WHAT IS NEEDED. Can you copy the rows below word for word, from the first one through the line that contains "page-edge-shadow: [1481, 0, 1483, 2464]", with both ends included?

## start DATA PROVIDED

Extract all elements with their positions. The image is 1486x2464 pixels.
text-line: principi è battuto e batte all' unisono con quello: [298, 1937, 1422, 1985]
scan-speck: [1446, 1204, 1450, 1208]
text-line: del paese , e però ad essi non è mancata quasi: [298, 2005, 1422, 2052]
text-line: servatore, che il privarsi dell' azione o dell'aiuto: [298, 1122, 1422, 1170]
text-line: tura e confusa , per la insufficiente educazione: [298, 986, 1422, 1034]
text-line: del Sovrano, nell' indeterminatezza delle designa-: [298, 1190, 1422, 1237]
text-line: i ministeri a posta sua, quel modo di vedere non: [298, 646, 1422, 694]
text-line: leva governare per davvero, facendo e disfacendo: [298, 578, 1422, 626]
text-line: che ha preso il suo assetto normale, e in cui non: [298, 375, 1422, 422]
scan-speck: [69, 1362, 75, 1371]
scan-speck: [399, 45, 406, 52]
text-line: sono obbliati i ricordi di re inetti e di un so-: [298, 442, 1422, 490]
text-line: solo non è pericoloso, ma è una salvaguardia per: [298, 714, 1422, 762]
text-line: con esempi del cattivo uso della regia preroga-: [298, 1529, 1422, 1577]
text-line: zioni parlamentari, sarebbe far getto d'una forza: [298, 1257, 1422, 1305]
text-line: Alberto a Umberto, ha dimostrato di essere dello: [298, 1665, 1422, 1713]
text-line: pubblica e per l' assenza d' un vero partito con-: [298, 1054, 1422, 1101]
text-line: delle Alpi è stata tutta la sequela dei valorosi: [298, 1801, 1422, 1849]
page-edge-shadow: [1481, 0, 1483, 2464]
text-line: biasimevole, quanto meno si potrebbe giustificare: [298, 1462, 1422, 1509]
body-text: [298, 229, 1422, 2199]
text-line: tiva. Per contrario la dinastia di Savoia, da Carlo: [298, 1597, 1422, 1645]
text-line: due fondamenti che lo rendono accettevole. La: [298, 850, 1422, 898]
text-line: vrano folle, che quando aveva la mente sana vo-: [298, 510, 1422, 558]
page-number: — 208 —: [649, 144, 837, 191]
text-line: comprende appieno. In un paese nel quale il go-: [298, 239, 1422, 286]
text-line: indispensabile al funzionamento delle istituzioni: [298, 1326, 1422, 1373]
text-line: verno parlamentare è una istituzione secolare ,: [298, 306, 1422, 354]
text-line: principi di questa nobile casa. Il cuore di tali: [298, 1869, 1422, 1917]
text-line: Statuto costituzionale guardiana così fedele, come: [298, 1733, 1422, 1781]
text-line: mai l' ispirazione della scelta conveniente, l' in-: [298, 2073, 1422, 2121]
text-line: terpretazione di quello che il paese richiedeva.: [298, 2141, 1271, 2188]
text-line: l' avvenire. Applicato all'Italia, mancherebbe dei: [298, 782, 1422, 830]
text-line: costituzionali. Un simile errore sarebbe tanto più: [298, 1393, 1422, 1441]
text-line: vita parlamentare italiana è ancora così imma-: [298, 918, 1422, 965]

## end DATA PROVIDED

FINISHED ANSWER.
Extract all elements with their positions. The image is 1486x2464 pixels.
text-line: principi è battuto e batte all' unisono con quello: [298, 1937, 1422, 1985]
scan-speck: [1446, 1204, 1450, 1208]
text-line: del paese , e però ad essi non è mancata quasi: [298, 2005, 1422, 2052]
text-line: servatore, che il privarsi dell' azione o dell'aiuto: [298, 1122, 1422, 1170]
text-line: tura e confusa , per la insufficiente educazione: [298, 986, 1422, 1034]
text-line: del Sovrano, nell' indeterminatezza delle designa-: [298, 1190, 1422, 1237]
text-line: i ministeri a posta sua, quel modo di vedere non: [298, 646, 1422, 694]
text-line: leva governare per davvero, facendo e disfacendo: [298, 578, 1422, 626]
text-line: che ha preso il suo assetto normale, e in cui non: [298, 375, 1422, 422]
scan-speck: [69, 1362, 75, 1371]
scan-speck: [399, 45, 406, 52]
text-line: sono obbliati i ricordi di re inetti e di un so-: [298, 442, 1422, 490]
text-line: solo non è pericoloso, ma è una salvaguardia per: [298, 714, 1422, 762]
text-line: con esempi del cattivo uso della regia preroga-: [298, 1529, 1422, 1577]
text-line: zioni parlamentari, sarebbe far getto d'una forza: [298, 1257, 1422, 1305]
text-line: Alberto a Umberto, ha dimostrato di essere dello: [298, 1665, 1422, 1713]
text-line: pubblica e per l' assenza d' un vero partito con-: [298, 1054, 1422, 1101]
text-line: delle Alpi è stata tutta la sequela dei valorosi: [298, 1801, 1422, 1849]
page-edge-shadow: [1481, 0, 1483, 2464]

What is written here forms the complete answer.